| WRITTEN REQUEST |
For each line below that includes the word "relative", make a copy.
========================
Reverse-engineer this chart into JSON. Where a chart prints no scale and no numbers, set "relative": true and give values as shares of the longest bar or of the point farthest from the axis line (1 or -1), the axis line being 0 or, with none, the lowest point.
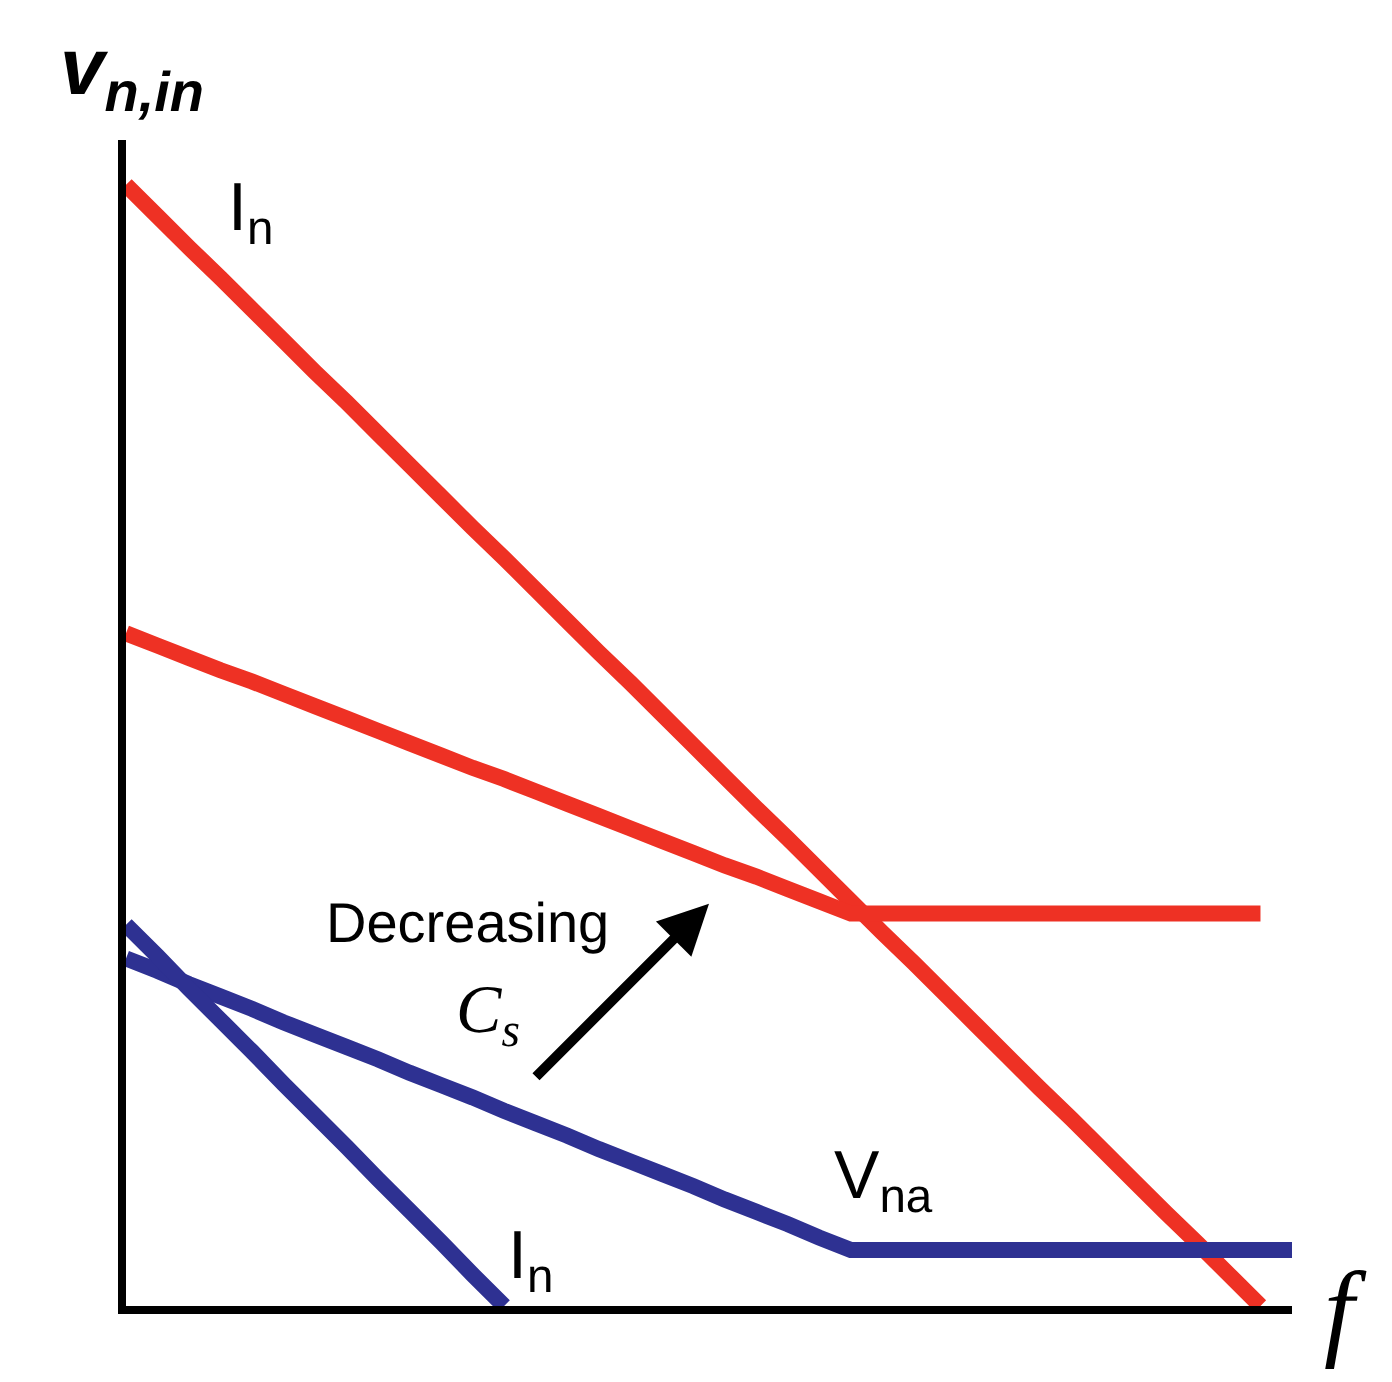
{
  "chart_data": {
    "type": "line",
    "relative": true,
    "xlabel": "f",
    "ylabel": "v$_{n,in}$",
    "categories": [
      null,
      null,
      null,
      null,
      null,
      null,
      null,
      null,
      null,
      null,
      null,
      null,
      null,
      null,
      null,
      null,
      null,
      null,
      null,
      null,
      null,
      null,
      null,
      null,
      null,
      null,
      null,
      null,
      null,
      null,
      null,
      null,
      null,
      null,
      null,
      null,
      null,
      null
    ],
    "series": [
      {
        "name": "I$_{n}$",
        "color": "#ee3124",
        "values": [
          1.0,
          0.972,
          0.944,
          0.917,
          0.889,
          0.861,
          0.833,
          0.806,
          0.778,
          0.75,
          0.722,
          0.694,
          0.667,
          0.639,
          0.611,
          0.583,
          0.556,
          0.528,
          0.5,
          0.472,
          0.444,
          0.417,
          0.389,
          0.361,
          0.333,
          0.306,
          0.278,
          0.25,
          0.222,
          0.194,
          0.167,
          0.139,
          0.111,
          0.083,
          0.056,
          0.028,
          0.0,
          null
        ]
      },
      {
        "color": "#ee3124",
        "values": [
          0.6,
          0.589,
          0.578,
          0.567,
          0.557,
          0.546,
          0.535,
          0.524,
          0.513,
          0.502,
          0.491,
          0.48,
          0.47,
          0.459,
          0.448,
          0.437,
          0.426,
          0.415,
          0.404,
          0.393,
          0.383,
          0.372,
          0.361,
          0.35,
          0.35,
          0.35,
          0.35,
          0.35,
          0.35,
          0.35,
          0.35,
          0.35,
          0.35,
          0.35,
          0.35,
          0.35,
          0.35,
          null
        ]
      },
      {
        "name": "V$_{na}$",
        "color": "#2e3192",
        "values": [
          0.31,
          0.299,
          0.287,
          0.276,
          0.265,
          0.253,
          0.242,
          0.231,
          0.22,
          0.208,
          0.197,
          0.186,
          0.174,
          0.163,
          0.152,
          0.14,
          0.129,
          0.118,
          0.107,
          0.095,
          0.084,
          0.073,
          0.061,
          0.05,
          0.05,
          0.05,
          0.05,
          0.05,
          0.05,
          0.05,
          0.05,
          0.05,
          0.05,
          0.05,
          0.05,
          0.05,
          0.05,
          0.05
        ]
      },
      {
        "name": "I$_{n}$",
        "color": "#2e3192",
        "values": [
          0.34,
          0.312,
          0.283,
          0.255,
          0.227,
          0.198,
          0.17,
          0.142,
          0.113,
          0.085,
          0.057,
          0.028,
          0.0,
          null,
          null,
          null,
          null,
          null,
          null,
          null,
          null,
          null,
          null,
          null,
          null,
          null,
          null,
          null,
          null,
          null,
          null,
          null,
          null,
          null,
          null,
          null,
          null,
          null
        ]
      }
    ],
    "annotations": [
      "Decreasing",
      "C$_{s}$"
    ],
    "line_style": "solid"
  }
}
========================
| EXERCISE RESULT |
Reverse-engineer this chart into JSON. Where a chart prints no scale and no numbers, set "relative": true and give values as shares of the longest bar or of the point farthest from the axis line (1 or -1), the axis line being 0 or, with none, the lowest point.
    "relative": true,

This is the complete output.